**The request**
Every entry below must appear again, exactly as written.

· · · · ·

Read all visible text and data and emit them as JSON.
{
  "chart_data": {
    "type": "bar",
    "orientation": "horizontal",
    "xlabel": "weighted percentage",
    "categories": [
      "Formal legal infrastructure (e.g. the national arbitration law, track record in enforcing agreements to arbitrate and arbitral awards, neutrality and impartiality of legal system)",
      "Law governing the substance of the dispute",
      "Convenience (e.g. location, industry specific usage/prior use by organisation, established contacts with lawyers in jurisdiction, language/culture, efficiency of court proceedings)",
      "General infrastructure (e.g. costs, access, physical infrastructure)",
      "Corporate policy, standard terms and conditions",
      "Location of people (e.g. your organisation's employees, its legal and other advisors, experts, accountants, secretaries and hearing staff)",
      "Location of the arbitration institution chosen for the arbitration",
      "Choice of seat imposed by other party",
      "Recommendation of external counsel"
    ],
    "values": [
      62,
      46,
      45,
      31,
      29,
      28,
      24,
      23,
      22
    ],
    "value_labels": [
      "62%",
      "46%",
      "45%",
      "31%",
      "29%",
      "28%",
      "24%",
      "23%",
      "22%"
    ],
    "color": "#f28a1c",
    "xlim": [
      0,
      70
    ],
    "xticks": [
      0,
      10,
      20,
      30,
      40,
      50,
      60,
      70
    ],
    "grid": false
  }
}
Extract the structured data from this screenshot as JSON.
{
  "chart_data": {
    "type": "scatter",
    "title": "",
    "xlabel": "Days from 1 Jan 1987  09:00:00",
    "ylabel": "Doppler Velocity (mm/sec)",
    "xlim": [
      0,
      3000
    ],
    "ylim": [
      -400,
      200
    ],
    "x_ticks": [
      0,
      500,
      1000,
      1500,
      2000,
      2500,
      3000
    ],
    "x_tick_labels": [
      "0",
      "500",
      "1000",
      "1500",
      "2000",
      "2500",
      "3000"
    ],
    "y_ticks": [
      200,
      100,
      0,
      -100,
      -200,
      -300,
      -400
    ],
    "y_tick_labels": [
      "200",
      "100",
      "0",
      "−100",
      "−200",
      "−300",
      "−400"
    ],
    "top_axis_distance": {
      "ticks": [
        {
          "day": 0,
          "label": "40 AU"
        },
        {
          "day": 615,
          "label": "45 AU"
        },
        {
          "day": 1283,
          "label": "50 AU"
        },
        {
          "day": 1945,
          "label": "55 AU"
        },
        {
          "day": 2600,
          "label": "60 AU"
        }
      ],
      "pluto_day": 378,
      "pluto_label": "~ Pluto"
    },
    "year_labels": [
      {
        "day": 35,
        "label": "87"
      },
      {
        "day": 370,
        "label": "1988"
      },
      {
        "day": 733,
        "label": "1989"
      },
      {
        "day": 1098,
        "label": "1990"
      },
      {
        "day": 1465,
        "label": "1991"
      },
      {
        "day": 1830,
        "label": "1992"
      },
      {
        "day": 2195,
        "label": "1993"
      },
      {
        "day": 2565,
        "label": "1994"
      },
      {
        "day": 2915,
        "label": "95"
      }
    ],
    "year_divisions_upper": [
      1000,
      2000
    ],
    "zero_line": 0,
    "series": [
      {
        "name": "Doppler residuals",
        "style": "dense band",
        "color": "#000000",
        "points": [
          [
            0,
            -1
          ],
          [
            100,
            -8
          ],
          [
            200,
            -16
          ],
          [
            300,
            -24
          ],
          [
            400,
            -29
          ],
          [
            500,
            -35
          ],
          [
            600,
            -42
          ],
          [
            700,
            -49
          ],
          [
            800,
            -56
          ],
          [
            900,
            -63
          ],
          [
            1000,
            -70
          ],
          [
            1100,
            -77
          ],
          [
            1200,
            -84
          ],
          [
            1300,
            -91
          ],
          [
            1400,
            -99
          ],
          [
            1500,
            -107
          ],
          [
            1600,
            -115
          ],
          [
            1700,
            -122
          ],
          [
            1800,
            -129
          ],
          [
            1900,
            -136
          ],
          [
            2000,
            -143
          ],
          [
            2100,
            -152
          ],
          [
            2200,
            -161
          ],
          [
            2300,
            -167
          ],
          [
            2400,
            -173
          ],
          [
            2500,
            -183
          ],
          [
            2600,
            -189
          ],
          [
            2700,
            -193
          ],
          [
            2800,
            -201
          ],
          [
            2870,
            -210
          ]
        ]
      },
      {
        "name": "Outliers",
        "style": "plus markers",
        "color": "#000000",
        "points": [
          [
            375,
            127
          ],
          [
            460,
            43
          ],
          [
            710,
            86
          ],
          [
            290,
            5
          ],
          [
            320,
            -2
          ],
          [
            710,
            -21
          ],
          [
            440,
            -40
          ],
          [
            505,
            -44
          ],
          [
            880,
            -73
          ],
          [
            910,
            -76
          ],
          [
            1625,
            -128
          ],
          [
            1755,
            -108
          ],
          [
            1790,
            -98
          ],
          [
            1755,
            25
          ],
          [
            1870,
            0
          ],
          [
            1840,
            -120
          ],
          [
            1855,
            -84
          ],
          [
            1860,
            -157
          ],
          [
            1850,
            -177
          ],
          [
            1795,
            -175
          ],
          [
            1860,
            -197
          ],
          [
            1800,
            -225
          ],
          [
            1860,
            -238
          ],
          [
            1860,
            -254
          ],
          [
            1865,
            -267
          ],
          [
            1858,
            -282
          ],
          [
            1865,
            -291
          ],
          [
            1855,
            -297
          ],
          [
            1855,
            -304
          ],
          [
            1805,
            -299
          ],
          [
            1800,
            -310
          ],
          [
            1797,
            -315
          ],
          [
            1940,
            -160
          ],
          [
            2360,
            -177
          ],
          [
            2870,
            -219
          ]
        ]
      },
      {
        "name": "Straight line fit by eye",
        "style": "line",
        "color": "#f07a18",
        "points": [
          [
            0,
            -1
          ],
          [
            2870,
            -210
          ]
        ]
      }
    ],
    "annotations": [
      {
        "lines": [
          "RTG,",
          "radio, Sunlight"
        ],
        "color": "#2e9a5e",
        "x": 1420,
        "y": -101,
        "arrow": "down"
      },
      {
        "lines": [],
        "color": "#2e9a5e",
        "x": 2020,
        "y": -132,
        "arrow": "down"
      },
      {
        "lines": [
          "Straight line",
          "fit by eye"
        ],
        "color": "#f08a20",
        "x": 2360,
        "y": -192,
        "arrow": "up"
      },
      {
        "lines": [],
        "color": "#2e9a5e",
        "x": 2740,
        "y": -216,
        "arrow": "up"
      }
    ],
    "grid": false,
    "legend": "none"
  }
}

· · · · ·

**Written answer**
Read all visible text and data and emit them as JSON.
{
  "chart_data": {
    "type": "bar",
    "orientation": "horizontal",
    "xlabel": "weighted percentage",
    "categories": [
      "Formal legal infrastructure (e.g. the national arbitration law, track record in enforcing agreements to arbitrate and arbitral awards, neutrality and impartiality of legal system)",
      "Law governing the substance of the dispute",
      "Convenience (e.g. location, industry specific usage/prior use by organisation, established contacts with lawyers in jurisdiction, language/culture, efficiency of court proceedings)",
      "General infrastructure (e.g. costs, access, physical infrastructure)",
      "Corporate policy, standard terms and conditions",
      "Location of people (e.g. your organisation's employees, its legal and other advisors, experts, accountants, secretaries and hearing staff)",
      "Location of the arbitration institution chosen for the arbitration",
      "Choice of seat imposed by other party",
      "Recommendation of external counsel"
    ],
    "values": [
      62,
      46,
      45,
      31,
      29,
      28,
      24,
      23,
      22
    ],
    "value_labels": [
      "62%",
      "46%",
      "45%",
      "31%",
      "29%",
      "28%",
      "24%",
      "23%",
      "22%"
    ],
    "color": "#f28a1c",
    "xlim": [
      0,
      70
    ],
    "xticks": [
      0,
      10,
      20,
      30,
      40,
      50,
      60,
      70
    ],
    "grid": false
  }
}
Extract the structured data from this screenshot as JSON.
{
  "chart_data": {
    "type": "scatter",
    "title": "",
    "xlabel": "Days from 1 Jan 1987  09:00:00",
    "ylabel": "Doppler Velocity (mm/sec)",
    "xlim": [
      0,
      3000
    ],
    "ylim": [
      -400,
      200
    ],
    "x_ticks": [
      0,
      500,
      1000,
      1500,
      2000,
      2500,
      3000
    ],
    "x_tick_labels": [
      "0",
      "500",
      "1000",
      "1500",
      "2000",
      "2500",
      "3000"
    ],
    "y_ticks": [
      200,
      100,
      0,
      -100,
      -200,
      -300,
      -400
    ],
    "y_tick_labels": [
      "200",
      "100",
      "0",
      "−100",
      "−200",
      "−300",
      "−400"
    ],
    "top_axis_distance": {
      "ticks": [
        {
          "day": 0,
          "label": "40 AU"
        },
        {
          "day": 615,
          "label": "45 AU"
        },
        {
          "day": 1283,
          "label": "50 AU"
        },
        {
          "day": 1945,
          "label": "55 AU"
        },
        {
          "day": 2600,
          "label": "60 AU"
        }
      ],
      "pluto_day": 378,
      "pluto_label": "~ Pluto"
    },
    "year_labels": [
      {
        "day": 35,
        "label": "87"
      },
      {
        "day": 370,
        "label": "1988"
      },
      {
        "day": 733,
        "label": "1989"
      },
      {
        "day": 1098,
        "label": "1990"
      },
      {
        "day": 1465,
        "label": "1991"
      },
      {
        "day": 1830,
        "label": "1992"
      },
      {
        "day": 2195,
        "label": "1993"
      },
      {
        "day": 2565,
        "label": "1994"
      },
      {
        "day": 2915,
        "label": "95"
      }
    ],
    "year_divisions_upper": [
      1000,
      2000
    ],
    "zero_line": 0,
    "series": [
      {
        "name": "Doppler residuals",
        "style": "dense band",
        "color": "#000000",
        "points": [
          [
            0,
            -1
          ],
          [
            100,
            -8
          ],
          [
            200,
            -16
          ],
          [
            300,
            -24
          ],
          [
            400,
            -29
          ],
          [
            500,
            -35
          ],
          [
            600,
            -42
          ],
          [
            700,
            -49
          ],
          [
            800,
            -56
          ],
          [
            900,
            -63
          ],
          [
            1000,
            -70
          ],
          [
            1100,
            -77
          ],
          [
            1200,
            -84
          ],
          [
            1300,
            -91
          ],
          [
            1400,
            -99
          ],
          [
            1500,
            -107
          ],
          [
            1600,
            -115
          ],
          [
            1700,
            -122
          ],
          [
            1800,
            -129
          ],
          [
            1900,
            -136
          ],
          [
            2000,
            -143
          ],
          [
            2100,
            -152
          ],
          [
            2200,
            -161
          ],
          [
            2300,
            -167
          ],
          [
            2400,
            -173
          ],
          [
            2500,
            -183
          ],
          [
            2600,
            -189
          ],
          [
            2700,
            -193
          ],
          [
            2800,
            -201
          ],
          [
            2870,
            -210
          ]
        ]
      },
      {
        "name": "Outliers",
        "style": "plus markers",
        "color": "#000000",
        "points": [
          [
            375,
            127
          ],
          [
            460,
            43
          ],
          [
            710,
            86
          ],
          [
            290,
            5
          ],
          [
            320,
            -2
          ],
          [
            710,
            -21
          ],
          [
            440,
            -40
          ],
          [
            505,
            -44
          ],
          [
            880,
            -73
          ],
          [
            910,
            -76
          ],
          [
            1625,
            -128
          ],
          [
            1755,
            -108
          ],
          [
            1790,
            -98
          ],
          [
            1755,
            25
          ],
          [
            1870,
            0
          ],
          [
            1840,
            -120
          ],
          [
            1855,
            -84
          ],
          [
            1860,
            -157
          ],
          [
            1850,
            -177
          ],
          [
            1795,
            -175
          ],
          [
            1860,
            -197
          ],
          [
            1800,
            -225
          ],
          [
            1860,
            -238
          ],
          [
            1860,
            -254
          ],
          [
            1865,
            -267
          ],
          [
            1858,
            -282
          ],
          [
            1865,
            -291
          ],
          [
            1855,
            -297
          ],
          [
            1855,
            -304
          ],
          [
            1805,
            -299
          ],
          [
            1800,
            -310
          ],
          [
            1797,
            -315
          ],
          [
            1940,
            -160
          ],
          [
            2360,
            -177
          ],
          [
            2870,
            -219
          ]
        ]
      },
      {
        "name": "Straight line fit by eye",
        "style": "line",
        "color": "#f07a18",
        "points": [
          [
            0,
            -1
          ],
          [
            2870,
            -210
          ]
        ]
      }
    ],
    "annotations": [
      {
        "lines": [
          "RTG,",
          "radio, Sunlight"
        ],
        "color": "#2e9a5e",
        "x": 1420,
        "y": -101,
        "arrow": "down"
      },
      {
        "lines": [],
        "color": "#2e9a5e",
        "x": 2020,
        "y": -132,
        "arrow": "down"
      },
      {
        "lines": [
          "Straight line",
          "fit by eye"
        ],
        "color": "#f08a20",
        "x": 2360,
        "y": -192,
        "arrow": "up"
      },
      {
        "lines": [],
        "color": "#2e9a5e",
        "x": 2740,
        "y": -216,
        "arrow": "up"
      }
    ],
    "grid": false,
    "legend": "none"
  }
}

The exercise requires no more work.